Part of a data file
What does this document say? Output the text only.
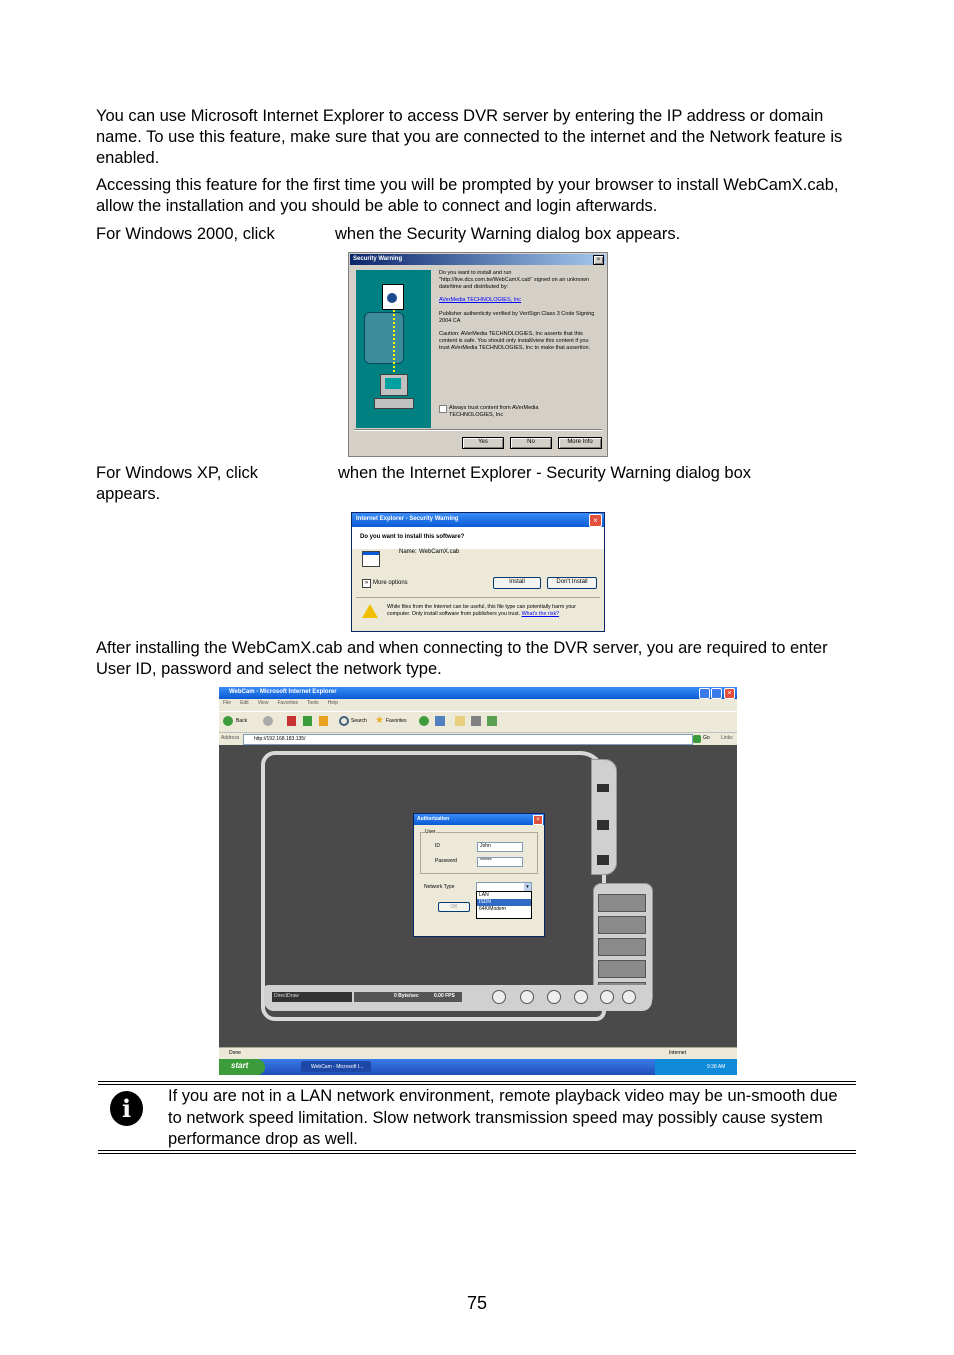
You can use Microsoft Internet Explorer to access DVR server by entering the IP address or domain name. To use this feature, make sure that you are connected to the internet and the Network feature is enabled.

Accessing this feature for the first time you will be prompted by your browser to install WebCamX.cab, allow the installation and you should be able to connect and login afterwards.

For Windows 2000, click	when the Security Warning dialog box appears.
Security Warning	×
Do you want to install and run "http://live.dcs.com.tw/WebCamX.cab" signed on an unknown date/time and distributed by:
AVerMedia TECHNOLOGIES, Inc
Publisher authenticity verified by VeriSign Class 3 Code Signing 2004 CA
Caution: AVerMedia TECHNOLOGIES, Inc asserts that this content is safe. You should only install/view this content if you trust AVerMedia TECHNOLOGIES, Inc to make that assertion.
Always trust content from AVerMedia TECHNOLOGIES, Inc
Yes	No	More Info
For Windows XP, click	when the Internet Explorer - Security Warning dialog box

appears.
Internet Explorer - Security Warning	×
Do you want to install this software?
Name: WebCamX.cab
» More options	Install	Don't Install
While files from the Internet can be useful, this file type can potentially harm your computer. Only install software from publishers you trust. What's the risk?

After installing the WebCamX.cab and when connecting to the DVR server, you are required to enter User ID, password and select the network type.

WebCam - Microsoft Internet Explorer	×
File Edit View Favorites Tools Help
Back	Search ★ Favorites
Address	http://192.168.183.135/	Go Links
DirectDraw	0 Byte/sec	0.00 FPS
Authorization	×
User
ID	John
Password	******
Network Type	▾
LAN
ISDN
64K/Modem
OK
Done	Internet
start	WebCam - Microsoft I...	9:38 AM
i	If you are not in a LAN network environment, remote playback video may be un-smooth due to network speed limitation. Slow network transmission speed may possibly cause system performance drop as well.

75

> **Exercise prompt**
Quote the data above in full, leaving out the pictures it holds.

> **Response below**
What does this document say? Output the text only.
You can use Microsoft Internet Explorer to access DVR server by entering the IP address or domain name. To use this feature, make sure that you are connected to the internet and the Network feature is enabled.

Accessing this feature for the first time you will be prompted by your browser to install WebCamX.cab, allow the installation and you should be able to connect and login afterwards.

For Windows 2000, click	when the Security Warning dialog box appears.
Security Warning	×
Do you want to install and run "http://live.dcs.com.tw/WebCamX.cab" signed on an unknown date/time and distributed by:
AVerMedia TECHNOLOGIES, Inc
Publisher authenticity verified by VeriSign Class 3 Code Signing 2004 CA
Caution: AVerMedia TECHNOLOGIES, Inc asserts that this content is safe. You should only install/view this content if you trust AVerMedia TECHNOLOGIES, Inc to make that assertion.
Always trust content from AVerMedia TECHNOLOGIES, Inc
Yes	No	More Info
For Windows XP, click	when the Internet Explorer - Security Warning dialog box

appears.
Internet Explorer - Security Warning	×
Do you want to install this software?
Name: WebCamX.cab
» More options	Install	Don't Install
While files from the Internet can be useful, this file type can potentially harm your computer. Only install software from publishers you trust. What's the risk?

After installing the WebCamX.cab and when connecting to the DVR server, you are required to enter User ID, password and select the network type.

WebCam - Microsoft Internet Explorer	×
File Edit View Favorites Tools Help
Back	Search ★ Favorites
Address	http://192.168.183.135/	Go Links
DirectDraw	0 Byte/sec	0.00 FPS
Authorization	×
User
ID	John
Password	******
Network Type	▾
LAN
ISDN
64K/Modem
OK
Done	Internet
start	WebCam - Microsoft I...	9:38 AM
i	If you are not in a LAN network environment, remote playback video may be un-smooth due to network speed limitation. Slow network transmission speed may possibly cause system performance drop as well.

75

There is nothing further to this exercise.